Collected data entries
▼▼▼
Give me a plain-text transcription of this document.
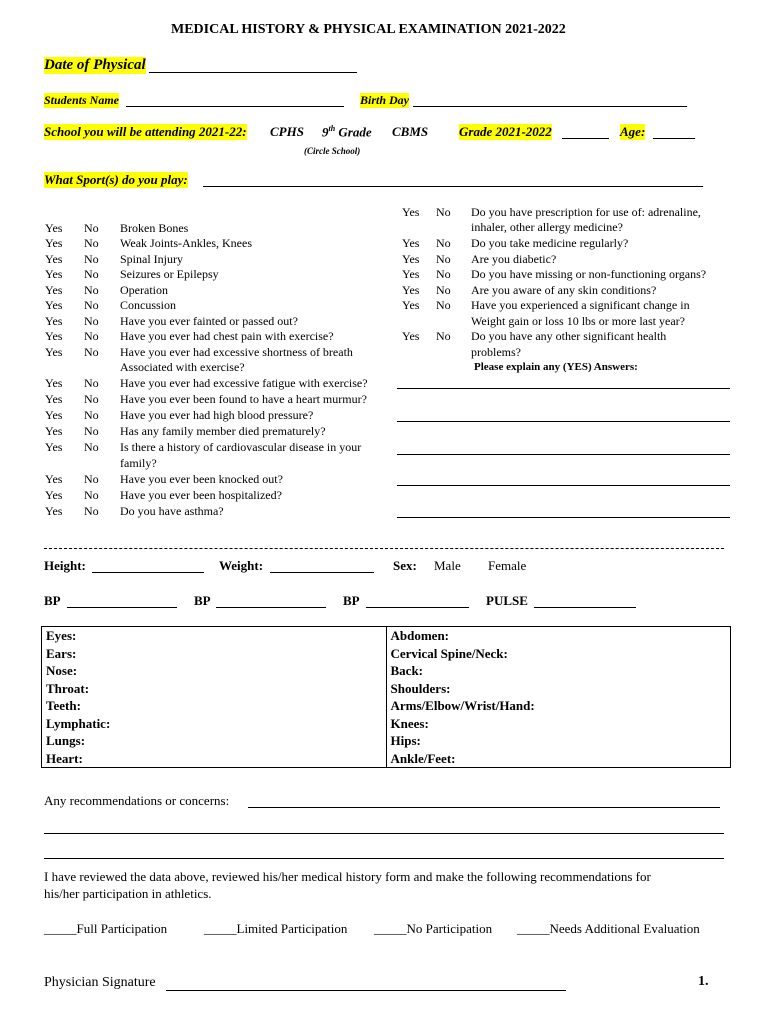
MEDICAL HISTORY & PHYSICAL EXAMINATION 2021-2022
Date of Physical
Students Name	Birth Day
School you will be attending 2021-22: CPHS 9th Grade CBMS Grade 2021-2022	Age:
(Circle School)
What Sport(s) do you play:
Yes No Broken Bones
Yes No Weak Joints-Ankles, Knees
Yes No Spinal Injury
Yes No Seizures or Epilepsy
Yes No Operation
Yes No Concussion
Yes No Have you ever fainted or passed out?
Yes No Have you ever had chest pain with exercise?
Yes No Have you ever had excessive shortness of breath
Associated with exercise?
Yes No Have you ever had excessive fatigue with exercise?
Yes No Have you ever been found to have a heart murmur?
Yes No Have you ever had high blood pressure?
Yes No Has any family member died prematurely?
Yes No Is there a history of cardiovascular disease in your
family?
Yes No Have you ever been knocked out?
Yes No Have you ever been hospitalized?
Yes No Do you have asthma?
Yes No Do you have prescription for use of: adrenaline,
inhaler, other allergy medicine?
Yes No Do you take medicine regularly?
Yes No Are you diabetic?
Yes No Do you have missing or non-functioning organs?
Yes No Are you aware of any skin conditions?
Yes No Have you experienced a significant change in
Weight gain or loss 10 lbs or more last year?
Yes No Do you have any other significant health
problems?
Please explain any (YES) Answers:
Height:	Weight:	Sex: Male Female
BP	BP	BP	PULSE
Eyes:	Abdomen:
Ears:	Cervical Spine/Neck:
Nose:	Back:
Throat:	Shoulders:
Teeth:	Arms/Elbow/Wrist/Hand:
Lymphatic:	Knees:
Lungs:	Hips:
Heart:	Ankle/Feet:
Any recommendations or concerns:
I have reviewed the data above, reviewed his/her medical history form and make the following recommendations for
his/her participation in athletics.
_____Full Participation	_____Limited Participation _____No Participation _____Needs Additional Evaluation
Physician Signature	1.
▲▲▲
■ Work to be completed:
Pick out and copy every line that contains the word "Knees".

■ Solution to this problem:
Yes No Weak Joints-Ankles, Knees
Lymphatic:	Knees:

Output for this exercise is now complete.